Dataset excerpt
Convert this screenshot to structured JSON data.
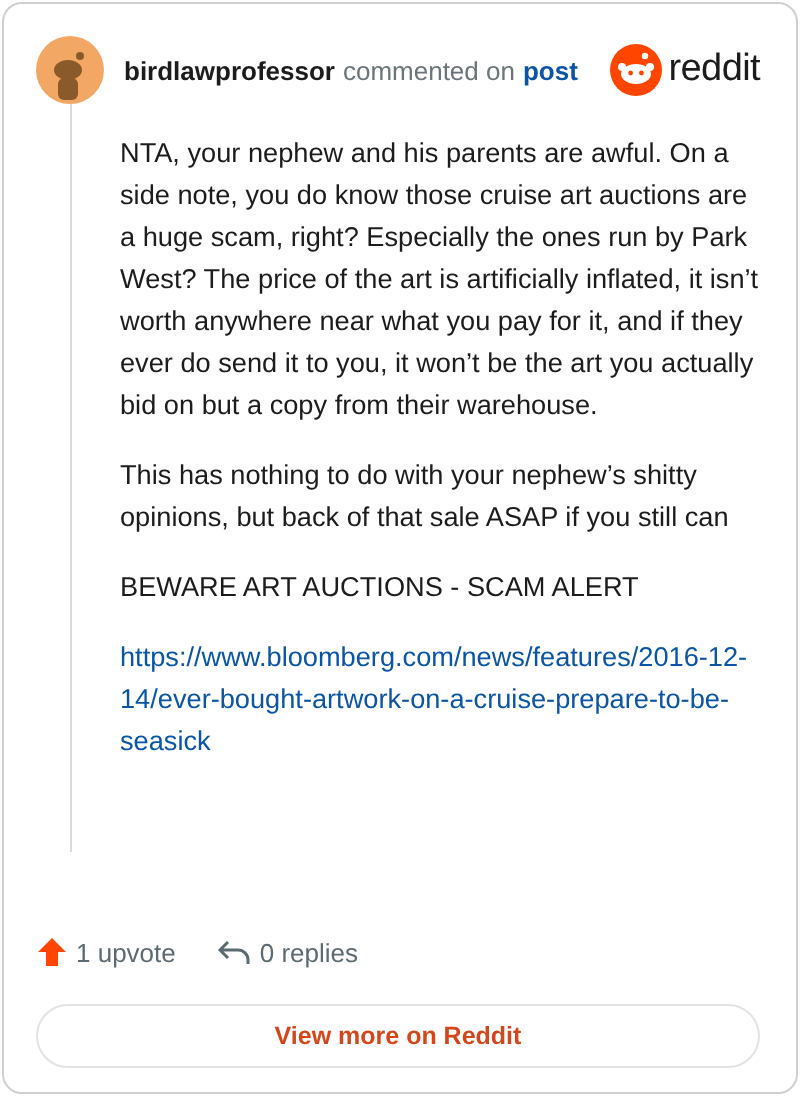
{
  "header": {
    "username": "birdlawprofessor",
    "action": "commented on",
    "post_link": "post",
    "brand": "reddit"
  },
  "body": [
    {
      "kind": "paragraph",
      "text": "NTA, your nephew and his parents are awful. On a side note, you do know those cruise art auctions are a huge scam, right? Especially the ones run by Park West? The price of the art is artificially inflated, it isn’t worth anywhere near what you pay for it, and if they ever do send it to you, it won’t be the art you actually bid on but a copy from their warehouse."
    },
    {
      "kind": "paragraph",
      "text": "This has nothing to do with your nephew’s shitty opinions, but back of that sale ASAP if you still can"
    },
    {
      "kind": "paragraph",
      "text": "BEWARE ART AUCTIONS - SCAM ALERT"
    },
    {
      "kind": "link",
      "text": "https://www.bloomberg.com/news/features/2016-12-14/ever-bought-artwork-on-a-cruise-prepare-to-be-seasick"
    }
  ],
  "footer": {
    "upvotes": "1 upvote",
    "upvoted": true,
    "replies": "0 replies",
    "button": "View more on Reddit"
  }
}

- **WHAT YOU WILL DO**
Each line holding "text" must be found and copied.

- **TASK RESULT**
      "text": "NTA, your nephew and his parents are awful. On a side note, you do know those cruise art auctions are a huge scam, right? Especially the ones run by Park West? The price of the art is artificially inflated, it isn’t worth anywhere near what you pay for it, and if they ever do send it to you, it won’t be the art you actually bid on but a copy from their warehouse."
      "text": "This has nothing to do with your nephew’s shitty opinions, but back of that sale ASAP if you still can"
      "text": "BEWARE ART AUCTIONS - SCAM ALERT"
      "text": "https://www.bloomberg.com/news/features/2016-12-14/ever-bought-artwork-on-a-cruise-prepare-to-be-seasick"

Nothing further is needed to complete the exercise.